— Start of Records to process —

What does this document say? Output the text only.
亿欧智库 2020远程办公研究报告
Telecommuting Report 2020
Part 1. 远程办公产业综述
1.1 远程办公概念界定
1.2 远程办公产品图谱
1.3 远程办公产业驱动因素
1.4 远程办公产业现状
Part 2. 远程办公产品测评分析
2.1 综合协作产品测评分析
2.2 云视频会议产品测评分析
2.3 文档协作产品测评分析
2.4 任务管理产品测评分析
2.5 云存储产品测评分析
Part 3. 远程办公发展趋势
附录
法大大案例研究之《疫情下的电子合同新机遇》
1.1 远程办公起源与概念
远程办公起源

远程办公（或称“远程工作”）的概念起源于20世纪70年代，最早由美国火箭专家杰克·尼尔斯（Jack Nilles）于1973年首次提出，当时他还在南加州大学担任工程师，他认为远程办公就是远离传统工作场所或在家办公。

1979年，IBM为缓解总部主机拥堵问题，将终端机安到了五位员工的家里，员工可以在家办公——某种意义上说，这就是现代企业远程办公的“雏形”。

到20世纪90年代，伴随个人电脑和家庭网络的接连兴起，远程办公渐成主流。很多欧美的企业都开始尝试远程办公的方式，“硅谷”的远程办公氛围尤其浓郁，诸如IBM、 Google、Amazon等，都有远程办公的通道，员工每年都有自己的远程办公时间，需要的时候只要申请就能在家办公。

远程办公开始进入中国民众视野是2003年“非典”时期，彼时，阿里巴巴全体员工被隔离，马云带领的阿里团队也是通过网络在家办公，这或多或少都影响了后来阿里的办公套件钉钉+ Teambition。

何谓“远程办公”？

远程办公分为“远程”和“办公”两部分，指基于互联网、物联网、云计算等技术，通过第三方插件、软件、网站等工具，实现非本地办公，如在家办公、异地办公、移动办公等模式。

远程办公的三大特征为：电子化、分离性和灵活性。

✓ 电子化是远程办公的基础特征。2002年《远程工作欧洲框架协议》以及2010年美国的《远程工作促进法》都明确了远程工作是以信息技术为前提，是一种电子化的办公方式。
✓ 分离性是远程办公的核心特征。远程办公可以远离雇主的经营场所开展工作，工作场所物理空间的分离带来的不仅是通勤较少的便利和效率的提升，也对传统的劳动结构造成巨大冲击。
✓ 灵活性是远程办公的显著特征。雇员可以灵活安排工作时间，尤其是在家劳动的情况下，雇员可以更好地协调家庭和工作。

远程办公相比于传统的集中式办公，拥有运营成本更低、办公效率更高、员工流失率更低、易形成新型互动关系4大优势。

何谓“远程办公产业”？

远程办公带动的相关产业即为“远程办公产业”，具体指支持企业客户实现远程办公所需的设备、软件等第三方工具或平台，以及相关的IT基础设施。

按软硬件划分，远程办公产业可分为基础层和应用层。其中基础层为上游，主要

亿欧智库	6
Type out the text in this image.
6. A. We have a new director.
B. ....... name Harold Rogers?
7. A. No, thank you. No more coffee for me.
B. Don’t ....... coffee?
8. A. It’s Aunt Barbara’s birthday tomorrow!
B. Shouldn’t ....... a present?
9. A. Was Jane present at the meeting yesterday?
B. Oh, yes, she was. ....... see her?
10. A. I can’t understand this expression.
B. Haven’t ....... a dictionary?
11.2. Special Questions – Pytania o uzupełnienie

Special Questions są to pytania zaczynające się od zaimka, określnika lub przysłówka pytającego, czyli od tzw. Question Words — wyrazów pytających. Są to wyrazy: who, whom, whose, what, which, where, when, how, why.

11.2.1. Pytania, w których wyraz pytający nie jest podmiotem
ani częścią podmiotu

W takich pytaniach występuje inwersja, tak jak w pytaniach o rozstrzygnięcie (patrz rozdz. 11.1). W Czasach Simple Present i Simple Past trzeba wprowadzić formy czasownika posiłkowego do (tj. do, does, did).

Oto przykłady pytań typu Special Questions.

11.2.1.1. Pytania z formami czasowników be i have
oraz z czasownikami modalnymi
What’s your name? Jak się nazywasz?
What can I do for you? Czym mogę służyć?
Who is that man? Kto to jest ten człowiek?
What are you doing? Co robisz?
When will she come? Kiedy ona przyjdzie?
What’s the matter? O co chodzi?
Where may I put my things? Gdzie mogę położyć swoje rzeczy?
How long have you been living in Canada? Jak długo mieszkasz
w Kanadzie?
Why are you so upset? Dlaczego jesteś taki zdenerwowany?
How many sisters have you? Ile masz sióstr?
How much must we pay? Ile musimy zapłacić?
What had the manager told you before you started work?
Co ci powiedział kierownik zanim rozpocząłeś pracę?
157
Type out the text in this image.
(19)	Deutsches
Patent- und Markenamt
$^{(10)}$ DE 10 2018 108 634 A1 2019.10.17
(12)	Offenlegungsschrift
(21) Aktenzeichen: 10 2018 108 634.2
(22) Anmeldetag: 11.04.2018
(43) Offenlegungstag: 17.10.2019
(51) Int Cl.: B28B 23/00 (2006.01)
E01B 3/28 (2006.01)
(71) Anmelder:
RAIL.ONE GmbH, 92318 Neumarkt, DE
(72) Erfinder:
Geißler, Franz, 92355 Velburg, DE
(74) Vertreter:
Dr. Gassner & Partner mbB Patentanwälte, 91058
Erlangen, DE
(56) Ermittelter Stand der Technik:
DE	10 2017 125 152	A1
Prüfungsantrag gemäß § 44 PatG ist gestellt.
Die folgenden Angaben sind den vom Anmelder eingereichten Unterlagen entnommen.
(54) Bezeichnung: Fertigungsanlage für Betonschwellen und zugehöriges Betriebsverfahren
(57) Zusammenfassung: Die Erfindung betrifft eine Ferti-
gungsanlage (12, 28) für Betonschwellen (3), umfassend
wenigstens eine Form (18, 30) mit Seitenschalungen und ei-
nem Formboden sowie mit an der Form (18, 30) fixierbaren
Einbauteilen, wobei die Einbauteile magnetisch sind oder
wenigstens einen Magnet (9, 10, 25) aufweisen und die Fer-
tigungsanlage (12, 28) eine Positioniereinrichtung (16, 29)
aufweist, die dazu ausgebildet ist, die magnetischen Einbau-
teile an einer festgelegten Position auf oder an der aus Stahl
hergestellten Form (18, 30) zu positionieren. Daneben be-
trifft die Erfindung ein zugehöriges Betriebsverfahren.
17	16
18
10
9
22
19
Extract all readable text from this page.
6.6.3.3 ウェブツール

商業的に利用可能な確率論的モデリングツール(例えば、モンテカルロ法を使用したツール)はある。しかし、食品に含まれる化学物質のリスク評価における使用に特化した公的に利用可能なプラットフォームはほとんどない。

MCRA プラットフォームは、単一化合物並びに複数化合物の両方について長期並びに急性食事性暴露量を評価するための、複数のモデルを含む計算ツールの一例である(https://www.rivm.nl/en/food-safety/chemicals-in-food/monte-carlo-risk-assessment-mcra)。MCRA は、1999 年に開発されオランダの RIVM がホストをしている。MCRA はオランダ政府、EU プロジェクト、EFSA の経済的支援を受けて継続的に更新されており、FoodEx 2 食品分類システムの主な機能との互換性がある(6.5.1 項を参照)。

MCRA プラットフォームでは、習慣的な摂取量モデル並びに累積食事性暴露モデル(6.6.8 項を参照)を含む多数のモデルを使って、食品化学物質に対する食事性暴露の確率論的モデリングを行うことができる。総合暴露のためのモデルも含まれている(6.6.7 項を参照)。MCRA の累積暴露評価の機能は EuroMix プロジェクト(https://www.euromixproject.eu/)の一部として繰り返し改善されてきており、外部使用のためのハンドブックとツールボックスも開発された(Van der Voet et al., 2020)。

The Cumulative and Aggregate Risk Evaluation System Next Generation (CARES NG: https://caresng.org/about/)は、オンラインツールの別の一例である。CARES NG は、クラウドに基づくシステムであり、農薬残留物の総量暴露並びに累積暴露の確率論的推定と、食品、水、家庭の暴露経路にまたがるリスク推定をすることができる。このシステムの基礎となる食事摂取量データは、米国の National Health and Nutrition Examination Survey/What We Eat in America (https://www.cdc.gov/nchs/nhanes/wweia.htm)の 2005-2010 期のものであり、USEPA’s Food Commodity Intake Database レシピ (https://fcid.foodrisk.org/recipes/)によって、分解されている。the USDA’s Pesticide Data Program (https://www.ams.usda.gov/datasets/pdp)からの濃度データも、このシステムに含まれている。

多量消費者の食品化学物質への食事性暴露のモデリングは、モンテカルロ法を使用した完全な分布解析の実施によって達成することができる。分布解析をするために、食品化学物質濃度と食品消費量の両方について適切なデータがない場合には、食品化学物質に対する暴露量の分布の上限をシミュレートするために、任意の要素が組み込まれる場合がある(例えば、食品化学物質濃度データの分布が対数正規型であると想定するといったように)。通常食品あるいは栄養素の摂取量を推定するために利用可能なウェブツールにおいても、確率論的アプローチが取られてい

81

— End of Records to process —

■ Your goal: Identify and copy the lines holding the word "text".

■ Result for this exercise:
What does this document say? Output the text only.
Type out the text in this image.
Type out the text in this image.
Extract all readable text from this page.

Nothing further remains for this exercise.